## [Written request]
Could you write the next part of the text on YAGNI and architecture in Agile, starting right after its last sentence?

## [Document passage]
Agile: “Nah. In practice, the world constantly changes and suddenly they do not need a lorry bridge at all anymore as someone else has created a tunnel. The future cannot be predicted. We wait until someone wants a lorry bridge and then the refactor of the foundation becomes part of the work for the lorry bridge. We call this ‘YAGNI’, which stands for “You Ain’t Gonna Need It”. It is kind of a lean mantra that says you don’t build things unless you are certain it is needed. ”
Upfront: “I see. But what if you cannot rebuild the foundation without having to redo the cyclist bridge? Don’t you run the risk of having to build the cyclist bridge twice?”
Agile: “Yes, you have a point there. If you build the foundation for the cyclist bridge you must take into account you might have to refactor it later to support a lorry bridge as well. So, the first foundation you build might not be able to support a lorry bridge, but it must be built in such a way that you are ready for a future refactor to a foundation for a lorry bridge as well. And of course, if it is dead certain that you will need the lorry bridge in any case, then it is less wasteful to build the right foundation in the first place. But with a caveat: technology changes and building the foundation now might not get you the best solution for when the lorry bridge is finally required.”
Upfront: “I see another problem. If the customer comes along for a lorry bridge and you have to refactor the foundation first, the time between request and result grows and your schedule will also become less predictable. They won’t like nor understand that.”
Agile: “Right again. So in the decision to follow YAGNI you need to estimate YGNIL (You’re Gonna Need It Later) and you need to estimate how fast you need to be able to deliver features like a lorry bridge later. Build the right foundation now and you are more speedy later.”
But in the situation we have described above, everyone has multiple interdependent uncertainties and progress slows down to a crawl; or we may even see something that looks like a deadlock, not because we lack agility but because we have too much of it. Everyone waiting for everyone to think of solutions or to implement the necessary refactors kills progress.The problem with YAGNI and MVP is that you kill the IT version of ‘just in time delivery’ and because IT is so malleable, people create suboptimal solutions to be able to progress anyway. YAGNI and MVP do not provide a free lunch. What you need is a bit of YGNIL (“You’re Gonna Need It Later”) to prevent suboptimal solutions and wastes of time. Even Agile needs Architecture and preparations, it doesn’t emerge magically even if the authors of the Agile Manifesto thought it would.

## [Stored records]
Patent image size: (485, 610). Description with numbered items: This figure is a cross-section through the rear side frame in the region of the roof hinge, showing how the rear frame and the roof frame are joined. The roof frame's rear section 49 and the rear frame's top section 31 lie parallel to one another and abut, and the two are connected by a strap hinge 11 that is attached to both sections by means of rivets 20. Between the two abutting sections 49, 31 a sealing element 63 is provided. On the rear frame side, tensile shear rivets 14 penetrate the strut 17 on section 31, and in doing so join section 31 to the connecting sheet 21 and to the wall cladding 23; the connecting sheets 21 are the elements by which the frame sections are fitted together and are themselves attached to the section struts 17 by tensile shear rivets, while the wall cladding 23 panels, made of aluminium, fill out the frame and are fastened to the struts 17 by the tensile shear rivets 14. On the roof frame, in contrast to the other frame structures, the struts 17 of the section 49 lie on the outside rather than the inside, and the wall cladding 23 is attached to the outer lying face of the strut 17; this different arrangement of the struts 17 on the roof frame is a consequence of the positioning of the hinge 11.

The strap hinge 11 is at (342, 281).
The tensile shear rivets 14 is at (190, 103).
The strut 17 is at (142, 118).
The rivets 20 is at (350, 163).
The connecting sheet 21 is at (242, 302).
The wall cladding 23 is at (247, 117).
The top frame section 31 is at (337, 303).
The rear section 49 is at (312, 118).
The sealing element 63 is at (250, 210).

## [Final result]
A method like SAFe tries to manage this with higher level constructs like “Agile Release Trains” and “Value Streams”. At these levels, agile frameworks look at aligning all different substreams so that the time and content dependencies are managed within each independent ‘huddle’. This doesn’t only look a lot like the ‘upfront design’ based management of before (because you need to know what is needed how — in other words: some design — before you can prioritise), it also is based on a fundamental assumption that is not always met.
The idea behind these higher level constructs is that they constitute a tree-like structure of dependencies. Within your ‘Agile Release Train’ or Value Stream you can align everyone in both time and content (architecture, design decisions). And it is this idea of a tree like structure of dependencies that is an illusion. Organisations with their Business-IT landscapes are not tree-like at all, they are a web. Many dependencies exist all over the place: between the business products and between those and the underlying platforms and infrastructure, between the service bus and all applications, between infrastructure and logging, etc.. An enterprise is a huge chess board with many players concurrently making moves all over the place, all interacting.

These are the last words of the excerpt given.